BEGIN Provided data
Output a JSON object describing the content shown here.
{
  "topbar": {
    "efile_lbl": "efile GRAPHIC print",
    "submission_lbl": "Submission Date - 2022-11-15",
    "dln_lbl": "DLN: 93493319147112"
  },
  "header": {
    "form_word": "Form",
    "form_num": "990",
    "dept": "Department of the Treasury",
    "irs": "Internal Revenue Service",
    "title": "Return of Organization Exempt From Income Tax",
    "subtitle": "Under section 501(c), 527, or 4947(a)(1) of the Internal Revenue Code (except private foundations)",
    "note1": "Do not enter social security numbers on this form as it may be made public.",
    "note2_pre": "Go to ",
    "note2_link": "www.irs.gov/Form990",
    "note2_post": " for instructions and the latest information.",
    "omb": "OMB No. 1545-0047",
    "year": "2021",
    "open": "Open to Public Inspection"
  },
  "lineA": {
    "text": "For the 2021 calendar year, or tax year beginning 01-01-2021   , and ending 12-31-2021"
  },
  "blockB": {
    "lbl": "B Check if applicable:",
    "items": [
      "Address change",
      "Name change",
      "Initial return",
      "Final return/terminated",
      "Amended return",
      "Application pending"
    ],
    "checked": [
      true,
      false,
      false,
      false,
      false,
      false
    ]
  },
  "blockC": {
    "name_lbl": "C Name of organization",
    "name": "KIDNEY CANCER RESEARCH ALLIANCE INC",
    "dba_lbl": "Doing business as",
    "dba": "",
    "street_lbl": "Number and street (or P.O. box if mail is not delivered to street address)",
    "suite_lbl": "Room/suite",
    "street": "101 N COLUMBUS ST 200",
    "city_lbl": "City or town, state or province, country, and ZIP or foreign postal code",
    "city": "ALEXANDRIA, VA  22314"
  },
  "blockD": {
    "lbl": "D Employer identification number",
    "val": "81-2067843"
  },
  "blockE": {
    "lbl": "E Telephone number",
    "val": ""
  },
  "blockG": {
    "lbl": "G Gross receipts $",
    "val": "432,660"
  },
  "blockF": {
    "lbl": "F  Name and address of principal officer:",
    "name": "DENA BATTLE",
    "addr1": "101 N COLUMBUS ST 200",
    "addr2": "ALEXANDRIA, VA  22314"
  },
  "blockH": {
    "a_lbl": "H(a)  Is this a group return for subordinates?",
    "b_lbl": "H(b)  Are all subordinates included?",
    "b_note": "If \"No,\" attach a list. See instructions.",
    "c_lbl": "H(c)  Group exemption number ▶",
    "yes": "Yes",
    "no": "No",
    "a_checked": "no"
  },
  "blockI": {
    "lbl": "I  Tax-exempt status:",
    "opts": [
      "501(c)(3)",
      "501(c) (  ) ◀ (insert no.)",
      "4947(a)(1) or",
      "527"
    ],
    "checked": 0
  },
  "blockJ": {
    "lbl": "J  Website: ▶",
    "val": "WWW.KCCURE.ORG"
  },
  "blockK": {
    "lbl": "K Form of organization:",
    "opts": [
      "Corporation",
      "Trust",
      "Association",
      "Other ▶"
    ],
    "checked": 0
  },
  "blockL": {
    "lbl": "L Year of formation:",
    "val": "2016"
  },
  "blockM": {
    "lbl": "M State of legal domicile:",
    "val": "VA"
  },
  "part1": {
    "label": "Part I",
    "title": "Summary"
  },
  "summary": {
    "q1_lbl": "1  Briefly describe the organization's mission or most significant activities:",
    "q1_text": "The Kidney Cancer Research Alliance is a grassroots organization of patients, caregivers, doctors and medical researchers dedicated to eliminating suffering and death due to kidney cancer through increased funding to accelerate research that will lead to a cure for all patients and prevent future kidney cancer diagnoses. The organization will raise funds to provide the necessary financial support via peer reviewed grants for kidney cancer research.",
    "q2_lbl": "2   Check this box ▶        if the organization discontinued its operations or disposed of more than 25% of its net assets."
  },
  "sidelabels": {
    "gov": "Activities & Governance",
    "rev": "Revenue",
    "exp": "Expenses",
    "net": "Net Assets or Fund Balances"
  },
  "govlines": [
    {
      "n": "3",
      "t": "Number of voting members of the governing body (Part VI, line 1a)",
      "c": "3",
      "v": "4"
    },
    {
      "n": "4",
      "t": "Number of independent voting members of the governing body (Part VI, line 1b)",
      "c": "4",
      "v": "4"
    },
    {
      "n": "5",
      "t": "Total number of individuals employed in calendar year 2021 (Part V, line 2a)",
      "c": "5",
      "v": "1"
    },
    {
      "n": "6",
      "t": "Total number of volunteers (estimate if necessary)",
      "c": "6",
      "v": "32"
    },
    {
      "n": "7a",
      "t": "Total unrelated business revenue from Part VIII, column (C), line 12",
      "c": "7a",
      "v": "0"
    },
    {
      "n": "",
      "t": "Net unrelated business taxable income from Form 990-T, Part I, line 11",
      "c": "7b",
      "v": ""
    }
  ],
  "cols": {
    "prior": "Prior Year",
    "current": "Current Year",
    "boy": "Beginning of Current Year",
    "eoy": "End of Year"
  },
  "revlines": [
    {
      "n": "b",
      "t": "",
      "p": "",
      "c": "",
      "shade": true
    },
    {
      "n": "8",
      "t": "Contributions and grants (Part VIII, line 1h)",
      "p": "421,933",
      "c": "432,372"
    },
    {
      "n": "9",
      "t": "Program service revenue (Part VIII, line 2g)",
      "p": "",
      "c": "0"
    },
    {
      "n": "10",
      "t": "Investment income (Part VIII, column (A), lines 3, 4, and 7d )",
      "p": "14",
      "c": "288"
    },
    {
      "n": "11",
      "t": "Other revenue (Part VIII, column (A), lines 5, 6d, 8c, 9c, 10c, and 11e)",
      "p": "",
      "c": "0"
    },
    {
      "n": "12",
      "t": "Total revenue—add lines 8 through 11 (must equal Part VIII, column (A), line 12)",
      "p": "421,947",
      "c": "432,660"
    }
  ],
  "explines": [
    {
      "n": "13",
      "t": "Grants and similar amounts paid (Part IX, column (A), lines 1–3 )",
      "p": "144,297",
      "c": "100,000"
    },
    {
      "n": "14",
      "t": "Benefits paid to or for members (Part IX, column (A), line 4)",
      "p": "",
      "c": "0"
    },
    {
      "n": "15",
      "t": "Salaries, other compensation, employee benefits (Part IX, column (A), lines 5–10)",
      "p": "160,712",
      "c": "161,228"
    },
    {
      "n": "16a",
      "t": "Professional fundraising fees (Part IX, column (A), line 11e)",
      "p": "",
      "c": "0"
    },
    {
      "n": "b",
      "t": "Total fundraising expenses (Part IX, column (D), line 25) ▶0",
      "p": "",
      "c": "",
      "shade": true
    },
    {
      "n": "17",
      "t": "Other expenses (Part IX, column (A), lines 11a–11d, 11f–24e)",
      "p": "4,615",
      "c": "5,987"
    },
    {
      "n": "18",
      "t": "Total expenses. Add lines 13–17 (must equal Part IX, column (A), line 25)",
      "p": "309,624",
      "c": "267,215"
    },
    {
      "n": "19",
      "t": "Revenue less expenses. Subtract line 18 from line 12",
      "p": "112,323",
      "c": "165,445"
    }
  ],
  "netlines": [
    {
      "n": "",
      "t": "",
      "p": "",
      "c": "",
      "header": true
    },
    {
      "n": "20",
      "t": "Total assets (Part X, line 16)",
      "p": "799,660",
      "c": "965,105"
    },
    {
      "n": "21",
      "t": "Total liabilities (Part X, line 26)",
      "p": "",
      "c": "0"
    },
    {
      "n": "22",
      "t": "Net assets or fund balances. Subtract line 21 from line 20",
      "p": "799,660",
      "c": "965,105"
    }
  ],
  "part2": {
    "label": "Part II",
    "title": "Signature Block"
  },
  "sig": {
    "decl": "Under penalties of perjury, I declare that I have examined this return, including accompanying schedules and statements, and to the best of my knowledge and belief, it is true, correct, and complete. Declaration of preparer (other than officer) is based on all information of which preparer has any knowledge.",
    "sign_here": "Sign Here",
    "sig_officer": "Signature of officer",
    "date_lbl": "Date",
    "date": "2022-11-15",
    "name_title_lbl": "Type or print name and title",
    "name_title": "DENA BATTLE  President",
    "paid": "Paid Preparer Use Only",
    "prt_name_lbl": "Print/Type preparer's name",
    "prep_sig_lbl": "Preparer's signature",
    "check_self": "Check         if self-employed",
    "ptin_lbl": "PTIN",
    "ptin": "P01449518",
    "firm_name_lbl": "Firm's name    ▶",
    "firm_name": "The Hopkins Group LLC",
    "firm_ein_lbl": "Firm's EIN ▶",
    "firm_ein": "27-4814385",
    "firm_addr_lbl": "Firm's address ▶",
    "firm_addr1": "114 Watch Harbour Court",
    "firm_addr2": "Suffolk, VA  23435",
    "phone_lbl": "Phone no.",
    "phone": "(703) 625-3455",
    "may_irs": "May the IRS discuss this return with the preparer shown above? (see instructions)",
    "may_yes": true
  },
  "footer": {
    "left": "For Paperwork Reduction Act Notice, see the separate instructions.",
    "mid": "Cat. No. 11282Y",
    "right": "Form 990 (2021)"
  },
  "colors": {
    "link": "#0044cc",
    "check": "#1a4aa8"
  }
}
END Provided data
> Aim of the task:
When a line in the records holds the string "business", copy that line.

> Output of the exercise:
    "dba_lbl": "Doing business as",
      "t": "Total unrelated business revenue from Part VIII, column (C), line 12",
      "t": "Net unrelated business taxable income from Form 990-T, Part I, line 11",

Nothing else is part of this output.